■ **Aim**
Scan the listing below and copy every line holding "cũng".

■ **Stored rows**

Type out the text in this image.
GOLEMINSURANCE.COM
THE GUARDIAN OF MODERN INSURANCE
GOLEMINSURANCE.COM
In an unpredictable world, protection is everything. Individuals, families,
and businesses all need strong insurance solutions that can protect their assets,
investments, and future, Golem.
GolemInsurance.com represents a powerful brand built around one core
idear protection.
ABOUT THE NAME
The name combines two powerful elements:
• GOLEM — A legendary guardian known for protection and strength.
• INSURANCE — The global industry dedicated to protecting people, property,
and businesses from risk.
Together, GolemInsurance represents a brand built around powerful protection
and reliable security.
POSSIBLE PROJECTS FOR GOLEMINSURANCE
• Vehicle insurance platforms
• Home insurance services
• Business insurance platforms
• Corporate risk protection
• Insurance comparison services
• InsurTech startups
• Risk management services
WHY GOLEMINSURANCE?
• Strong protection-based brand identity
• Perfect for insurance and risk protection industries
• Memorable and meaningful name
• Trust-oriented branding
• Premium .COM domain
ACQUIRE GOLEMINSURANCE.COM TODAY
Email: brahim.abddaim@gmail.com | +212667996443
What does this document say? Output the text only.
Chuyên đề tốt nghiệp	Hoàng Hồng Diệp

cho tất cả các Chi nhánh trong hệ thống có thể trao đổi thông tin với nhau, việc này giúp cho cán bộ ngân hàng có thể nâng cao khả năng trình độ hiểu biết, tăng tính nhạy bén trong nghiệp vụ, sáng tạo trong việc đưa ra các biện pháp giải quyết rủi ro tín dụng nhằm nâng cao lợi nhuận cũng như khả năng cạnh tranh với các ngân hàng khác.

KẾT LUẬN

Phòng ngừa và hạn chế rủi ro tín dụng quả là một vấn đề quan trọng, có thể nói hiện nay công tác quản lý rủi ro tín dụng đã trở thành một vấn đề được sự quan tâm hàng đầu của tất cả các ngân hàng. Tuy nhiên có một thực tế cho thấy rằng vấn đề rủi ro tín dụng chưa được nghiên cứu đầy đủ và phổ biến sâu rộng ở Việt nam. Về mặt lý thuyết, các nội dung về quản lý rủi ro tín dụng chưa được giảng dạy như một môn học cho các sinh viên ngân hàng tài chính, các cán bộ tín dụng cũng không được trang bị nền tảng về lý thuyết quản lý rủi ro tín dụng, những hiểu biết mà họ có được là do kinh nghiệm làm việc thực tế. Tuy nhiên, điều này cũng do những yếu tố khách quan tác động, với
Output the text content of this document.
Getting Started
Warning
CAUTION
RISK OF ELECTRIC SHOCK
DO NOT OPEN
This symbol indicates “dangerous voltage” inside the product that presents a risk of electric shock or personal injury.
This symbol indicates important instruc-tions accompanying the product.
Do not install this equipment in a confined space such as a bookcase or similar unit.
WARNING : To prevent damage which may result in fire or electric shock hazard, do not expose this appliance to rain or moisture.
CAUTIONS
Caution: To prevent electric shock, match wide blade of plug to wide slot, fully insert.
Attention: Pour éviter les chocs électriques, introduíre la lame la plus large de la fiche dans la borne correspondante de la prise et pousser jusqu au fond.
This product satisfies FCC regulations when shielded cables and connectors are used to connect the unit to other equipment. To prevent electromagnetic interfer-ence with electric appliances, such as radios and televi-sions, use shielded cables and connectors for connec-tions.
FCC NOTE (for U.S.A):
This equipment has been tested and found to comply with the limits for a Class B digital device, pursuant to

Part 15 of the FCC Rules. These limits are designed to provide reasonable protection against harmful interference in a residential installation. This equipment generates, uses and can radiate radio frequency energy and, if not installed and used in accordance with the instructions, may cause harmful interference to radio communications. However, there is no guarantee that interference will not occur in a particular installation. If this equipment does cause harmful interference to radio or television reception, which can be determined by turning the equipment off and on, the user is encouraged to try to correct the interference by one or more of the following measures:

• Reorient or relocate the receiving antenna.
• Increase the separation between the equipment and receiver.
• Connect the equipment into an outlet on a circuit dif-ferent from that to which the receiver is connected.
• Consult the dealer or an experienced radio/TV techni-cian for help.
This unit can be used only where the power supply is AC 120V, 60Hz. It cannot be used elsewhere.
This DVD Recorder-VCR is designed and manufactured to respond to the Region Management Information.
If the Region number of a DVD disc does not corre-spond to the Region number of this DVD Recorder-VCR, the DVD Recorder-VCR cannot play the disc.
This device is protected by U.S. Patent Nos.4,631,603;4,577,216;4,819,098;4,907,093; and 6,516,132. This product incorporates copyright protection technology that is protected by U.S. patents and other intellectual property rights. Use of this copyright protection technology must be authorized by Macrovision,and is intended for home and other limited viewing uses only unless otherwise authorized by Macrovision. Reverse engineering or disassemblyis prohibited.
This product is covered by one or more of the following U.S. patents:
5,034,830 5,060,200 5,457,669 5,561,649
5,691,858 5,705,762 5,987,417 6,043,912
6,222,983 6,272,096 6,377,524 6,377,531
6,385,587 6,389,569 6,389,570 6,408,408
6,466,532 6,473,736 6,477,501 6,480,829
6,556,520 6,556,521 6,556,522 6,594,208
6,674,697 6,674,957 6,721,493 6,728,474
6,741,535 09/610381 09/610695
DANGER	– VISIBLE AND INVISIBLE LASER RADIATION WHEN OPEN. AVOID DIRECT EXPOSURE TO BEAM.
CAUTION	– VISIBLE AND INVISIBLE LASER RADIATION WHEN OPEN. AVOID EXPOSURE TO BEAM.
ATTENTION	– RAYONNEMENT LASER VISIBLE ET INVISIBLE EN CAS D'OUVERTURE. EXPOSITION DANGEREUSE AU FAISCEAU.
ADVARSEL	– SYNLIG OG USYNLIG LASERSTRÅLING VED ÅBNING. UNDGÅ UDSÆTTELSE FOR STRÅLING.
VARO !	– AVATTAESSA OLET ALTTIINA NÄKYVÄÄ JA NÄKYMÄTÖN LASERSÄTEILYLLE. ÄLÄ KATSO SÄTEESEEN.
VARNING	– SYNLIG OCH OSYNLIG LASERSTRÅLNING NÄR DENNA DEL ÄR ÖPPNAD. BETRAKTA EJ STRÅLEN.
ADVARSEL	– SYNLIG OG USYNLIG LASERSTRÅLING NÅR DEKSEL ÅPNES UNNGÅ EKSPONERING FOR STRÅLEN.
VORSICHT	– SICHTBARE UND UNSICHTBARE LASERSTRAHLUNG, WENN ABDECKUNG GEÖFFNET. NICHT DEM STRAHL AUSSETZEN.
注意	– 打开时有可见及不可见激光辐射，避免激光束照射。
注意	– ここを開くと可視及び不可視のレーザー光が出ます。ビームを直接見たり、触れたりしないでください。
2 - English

■ **Exercise output**
cho tất cả các Chi nhánh trong hệ thống có thể trao đổi thông tin với nhau, việc này giúp cho cán bộ ngân hàng có thể nâng cao khả năng trình độ hiểu biết, tăng tính nhạy bén trong nghiệp vụ, sáng tạo trong việc đưa ra các biện pháp giải quyết rủi ro tín dụng nhằm nâng cao lợi nhuận cũng như khả năng cạnh tranh với các ngân hàng khác.
Phòng ngừa và hạn chế rủi ro tín dụng quả là một vấn đề quan trọng, có thể nói hiện nay công tác quản lý rủi ro tín dụng đã trở thành một vấn đề được sự quan tâm hàng đầu của tất cả các ngân hàng. Tuy nhiên có một thực tế cho thấy rằng vấn đề rủi ro tín dụng chưa được nghiên cứu đầy đủ và phổ biến sâu rộng ở Việt nam. Về mặt lý thuyết, các nội dung về quản lý rủi ro tín dụng chưa được giảng dạy như một môn học cho các sinh viên ngân hàng tài chính, các cán bộ tín dụng cũng không được trang bị nền tảng về lý thuyết quản lý rủi ro tín dụng, những hiểu biết mà họ có được là do kinh nghiệm làm việc thực tế. Tuy nhiên, điều này cũng do những yếu tố khách quan tác động, với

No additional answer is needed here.